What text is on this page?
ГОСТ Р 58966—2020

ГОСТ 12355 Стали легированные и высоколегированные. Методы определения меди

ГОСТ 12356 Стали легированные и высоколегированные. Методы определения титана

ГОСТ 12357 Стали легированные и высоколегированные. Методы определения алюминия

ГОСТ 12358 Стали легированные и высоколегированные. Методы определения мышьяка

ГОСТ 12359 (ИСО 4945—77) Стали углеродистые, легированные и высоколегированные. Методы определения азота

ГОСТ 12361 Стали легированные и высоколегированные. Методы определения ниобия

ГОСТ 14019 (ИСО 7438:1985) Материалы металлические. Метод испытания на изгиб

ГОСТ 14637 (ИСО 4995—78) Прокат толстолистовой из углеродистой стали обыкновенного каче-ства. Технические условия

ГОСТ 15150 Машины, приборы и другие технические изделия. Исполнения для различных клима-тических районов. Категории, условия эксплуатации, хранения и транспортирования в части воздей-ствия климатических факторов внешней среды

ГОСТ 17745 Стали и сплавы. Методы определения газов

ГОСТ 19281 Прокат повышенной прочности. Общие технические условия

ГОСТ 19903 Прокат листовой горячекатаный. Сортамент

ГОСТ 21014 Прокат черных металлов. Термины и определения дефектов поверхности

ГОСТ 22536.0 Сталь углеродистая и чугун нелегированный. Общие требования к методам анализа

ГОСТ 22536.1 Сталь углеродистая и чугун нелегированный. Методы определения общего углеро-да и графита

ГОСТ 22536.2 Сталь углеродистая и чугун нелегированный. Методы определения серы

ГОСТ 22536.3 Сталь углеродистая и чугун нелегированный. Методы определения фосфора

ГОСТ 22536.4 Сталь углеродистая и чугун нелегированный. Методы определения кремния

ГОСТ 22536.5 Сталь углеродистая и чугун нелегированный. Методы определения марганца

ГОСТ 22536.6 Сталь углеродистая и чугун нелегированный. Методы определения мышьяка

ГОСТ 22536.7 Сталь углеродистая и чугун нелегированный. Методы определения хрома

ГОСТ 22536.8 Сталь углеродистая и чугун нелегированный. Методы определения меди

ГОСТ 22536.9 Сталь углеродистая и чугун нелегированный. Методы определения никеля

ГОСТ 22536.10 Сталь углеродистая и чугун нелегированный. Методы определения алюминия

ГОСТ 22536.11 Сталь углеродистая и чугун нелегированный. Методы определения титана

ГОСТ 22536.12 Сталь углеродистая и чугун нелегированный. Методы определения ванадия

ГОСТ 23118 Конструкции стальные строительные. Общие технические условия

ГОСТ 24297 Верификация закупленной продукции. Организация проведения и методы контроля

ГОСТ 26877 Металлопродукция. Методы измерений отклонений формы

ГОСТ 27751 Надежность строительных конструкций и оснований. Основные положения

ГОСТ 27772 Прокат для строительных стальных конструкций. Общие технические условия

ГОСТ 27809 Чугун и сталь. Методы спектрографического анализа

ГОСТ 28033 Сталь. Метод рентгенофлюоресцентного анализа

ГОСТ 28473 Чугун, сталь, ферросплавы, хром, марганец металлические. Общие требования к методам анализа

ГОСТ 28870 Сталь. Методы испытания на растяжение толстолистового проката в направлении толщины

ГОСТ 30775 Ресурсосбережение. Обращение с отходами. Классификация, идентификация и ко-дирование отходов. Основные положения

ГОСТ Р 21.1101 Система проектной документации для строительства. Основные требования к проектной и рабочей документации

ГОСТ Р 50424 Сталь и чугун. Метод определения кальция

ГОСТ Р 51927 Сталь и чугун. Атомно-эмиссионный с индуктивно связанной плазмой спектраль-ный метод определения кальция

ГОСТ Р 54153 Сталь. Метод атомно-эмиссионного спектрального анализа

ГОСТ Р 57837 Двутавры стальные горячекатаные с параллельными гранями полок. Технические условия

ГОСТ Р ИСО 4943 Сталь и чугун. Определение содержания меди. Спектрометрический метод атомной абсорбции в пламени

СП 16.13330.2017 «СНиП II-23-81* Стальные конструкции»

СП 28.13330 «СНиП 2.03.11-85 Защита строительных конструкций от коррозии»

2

=======

## Exercise
Print the listing above in its entirety, with every line exact.

## Response to the task
What text is on this page?
ГОСТ Р 58966—2020

ГОСТ 12355 Стали легированные и высоколегированные. Методы определения меди

ГОСТ 12356 Стали легированные и высоколегированные. Методы определения титана

ГОСТ 12357 Стали легированные и высоколегированные. Методы определения алюминия

ГОСТ 12358 Стали легированные и высоколегированные. Методы определения мышьяка

ГОСТ 12359 (ИСО 4945—77) Стали углеродистые, легированные и высоколегированные. Методы определения азота

ГОСТ 12361 Стали легированные и высоколегированные. Методы определения ниобия

ГОСТ 14019 (ИСО 7438:1985) Материалы металлические. Метод испытания на изгиб

ГОСТ 14637 (ИСО 4995—78) Прокат толстолистовой из углеродистой стали обыкновенного каче-ства. Технические условия

ГОСТ 15150 Машины, приборы и другие технические изделия. Исполнения для различных клима-тических районов. Категории, условия эксплуатации, хранения и транспортирования в части воздей-ствия климатических факторов внешней среды

ГОСТ 17745 Стали и сплавы. Методы определения газов

ГОСТ 19281 Прокат повышенной прочности. Общие технические условия

ГОСТ 19903 Прокат листовой горячекатаный. Сортамент

ГОСТ 21014 Прокат черных металлов. Термины и определения дефектов поверхности

ГОСТ 22536.0 Сталь углеродистая и чугун нелегированный. Общие требования к методам анализа

ГОСТ 22536.1 Сталь углеродистая и чугун нелегированный. Методы определения общего углеро-да и графита

ГОСТ 22536.2 Сталь углеродистая и чугун нелегированный. Методы определения серы

ГОСТ 22536.3 Сталь углеродистая и чугун нелегированный. Методы определения фосфора

ГОСТ 22536.4 Сталь углеродистая и чугун нелегированный. Методы определения кремния

ГОСТ 22536.5 Сталь углеродистая и чугун нелегированный. Методы определения марганца

ГОСТ 22536.6 Сталь углеродистая и чугун нелегированный. Методы определения мышьяка

ГОСТ 22536.7 Сталь углеродистая и чугун нелегированный. Методы определения хрома

ГОСТ 22536.8 Сталь углеродистая и чугун нелегированный. Методы определения меди

ГОСТ 22536.9 Сталь углеродистая и чугун нелегированный. Методы определения никеля

ГОСТ 22536.10 Сталь углеродистая и чугун нелегированный. Методы определения алюминия

ГОСТ 22536.11 Сталь углеродистая и чугун нелегированный. Методы определения титана

ГОСТ 22536.12 Сталь углеродистая и чугун нелегированный. Методы определения ванадия

ГОСТ 23118 Конструкции стальные строительные. Общие технические условия

ГОСТ 24297 Верификация закупленной продукции. Организация проведения и методы контроля

ГОСТ 26877 Металлопродукция. Методы измерений отклонений формы

ГОСТ 27751 Надежность строительных конструкций и оснований. Основные положения

ГОСТ 27772 Прокат для строительных стальных конструкций. Общие технические условия

ГОСТ 27809 Чугун и сталь. Методы спектрографического анализа

ГОСТ 28033 Сталь. Метод рентгенофлюоресцентного анализа

ГОСТ 28473 Чугун, сталь, ферросплавы, хром, марганец металлические. Общие требования к методам анализа

ГОСТ 28870 Сталь. Методы испытания на растяжение толстолистового проката в направлении толщины

ГОСТ 30775 Ресурсосбережение. Обращение с отходами. Классификация, идентификация и ко-дирование отходов. Основные положения

ГОСТ Р 21.1101 Система проектной документации для строительства. Основные требования к проектной и рабочей документации

ГОСТ Р 50424 Сталь и чугун. Метод определения кальция

ГОСТ Р 51927 Сталь и чугун. Атомно-эмиссионный с индуктивно связанной плазмой спектраль-ный метод определения кальция

ГОСТ Р 54153 Сталь. Метод атомно-эмиссионного спектрального анализа

ГОСТ Р 57837 Двутавры стальные горячекатаные с параллельными гранями полок. Технические условия

ГОСТ Р ИСО 4943 Сталь и чугун. Определение содержания меди. Спектрометрический метод атомной абсорбции в пламени

СП 16.13330.2017 «СНиП II-23-81* Стальные конструкции»

СП 28.13330 «СНиП 2.03.11-85 Защита строительных конструкций от коррозии»

2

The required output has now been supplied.